## YOUR INSTRUCTIONS
Copy every record exactly, and keep the pictures out.

::::::

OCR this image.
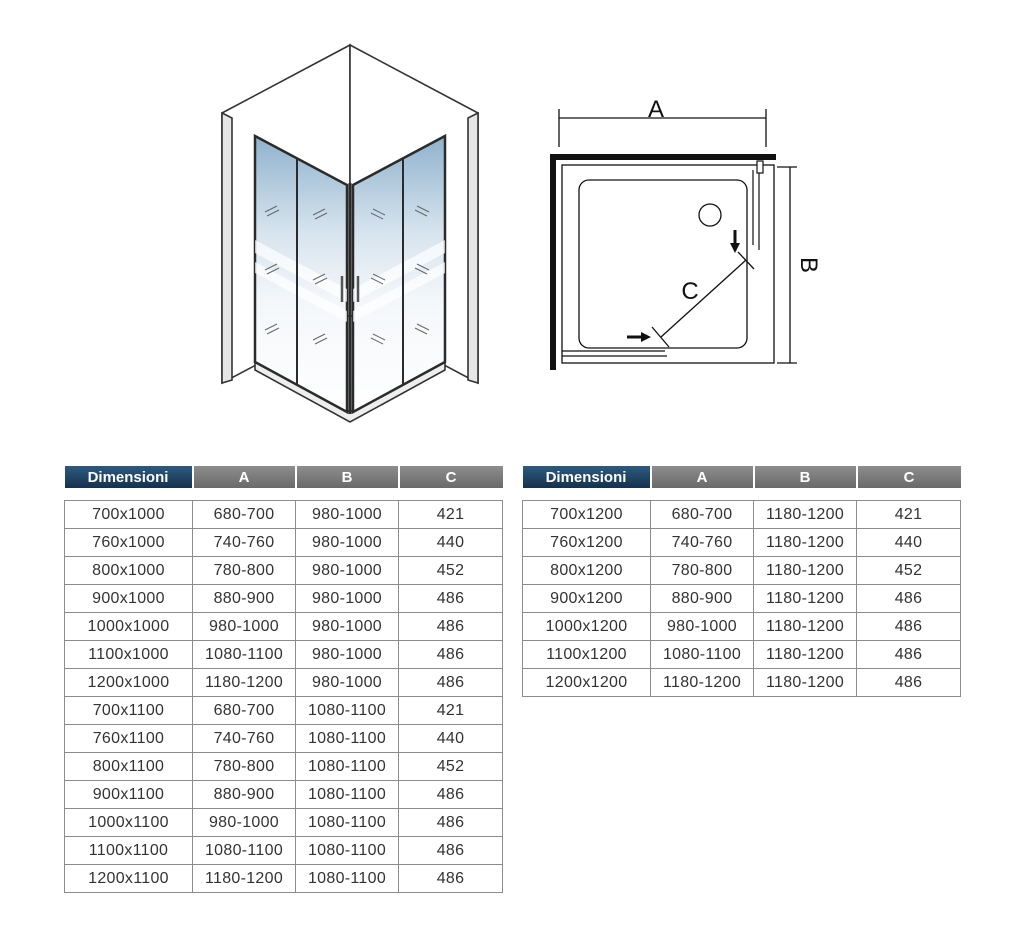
A
B
C
Dimensioni	A	B	C

700x1000	680-700	980-1000	421
760x1000	740-760	980-1000	440
800x1000	780-800	980-1000	452
900x1000	880-900	980-1000	486
1000x1000	980-1000	980-1000	486
1100x1000	1080-1100	980-1000	486
1200x1000	1180-1200	980-1000	486
700x1100	680-700	1080-1100	421
760x1100	740-760	1080-1100	440
800x1100	780-800	1080-1100	452
900x1100	880-900	1080-1100	486
1000x1100	980-1000	1080-1100	486
1100x1100	1080-1100	1080-1100	486
1200x1100	1180-1200	1080-1100	486
Dimensioni	A	B	C

700x1200	680-700	1180-1200	421
760x1200	740-760	1180-1200	440
800x1200	780-800	1180-1200	452
900x1200	880-900	1180-1200	486
1000x1200	980-1000	1180-1200	486
1100x1200	1080-1100	1180-1200	486
1200x1200	1180-1200	1180-1200	486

::::::

## ANSWER TO THE EXERCISE
OCR this image.
A
B
C
Dimensioni	A	B	C

700x1000	680-700	980-1000	421
760x1000	740-760	980-1000	440
800x1000	780-800	980-1000	452
900x1000	880-900	980-1000	486
1000x1000	980-1000	980-1000	486
1100x1000	1080-1100	980-1000	486
1200x1000	1180-1200	980-1000	486
700x1100	680-700	1080-1100	421
760x1100	740-760	1080-1100	440
800x1100	780-800	1080-1100	452
900x1100	880-900	1080-1100	486
1000x1100	980-1000	1080-1100	486
1100x1100	1080-1100	1080-1100	486
1200x1100	1180-1200	1080-1100	486
Dimensioni	A	B	C

700x1200	680-700	1180-1200	421
760x1200	740-760	1180-1200	440
800x1200	780-800	1180-1200	452
900x1200	880-900	1180-1200	486
1000x1200	980-1000	1180-1200	486
1100x1200	1080-1100	1180-1200	486
1200x1200	1180-1200	1180-1200	486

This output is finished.